• _INPUT ROWS_:
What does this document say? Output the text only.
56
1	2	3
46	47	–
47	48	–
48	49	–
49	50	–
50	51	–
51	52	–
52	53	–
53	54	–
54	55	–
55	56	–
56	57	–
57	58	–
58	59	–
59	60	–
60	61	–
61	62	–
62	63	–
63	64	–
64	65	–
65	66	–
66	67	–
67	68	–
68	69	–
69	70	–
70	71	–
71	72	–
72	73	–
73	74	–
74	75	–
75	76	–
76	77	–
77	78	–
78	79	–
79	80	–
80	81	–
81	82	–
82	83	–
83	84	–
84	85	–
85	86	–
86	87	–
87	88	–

• _GIVEN TASK_:
Reproduce all data above, unchanged.

• _COMPLETE ANSWER_:
What does this document say? Output the text only.
56
1	2	3
46	47	–
47	48	–
48	49	–
49	50	–
50	51	–
51	52	–
52	53	–
53	54	–
54	55	–
55	56	–
56	57	–
57	58	–
58	59	–
59	60	–
60	61	–
61	62	–
62	63	–
63	64	–
64	65	–
65	66	–
66	67	–
67	68	–
68	69	–
69	70	–
70	71	–
71	72	–
72	73	–
73	74	–
74	75	–
75	76	–
76	77	–
77	78	–
78	79	–
79	80	–
80	81	–
81	82	–
82	83	–
83	84	–
84	85	–
85	86	–
86	87	–
87	88	–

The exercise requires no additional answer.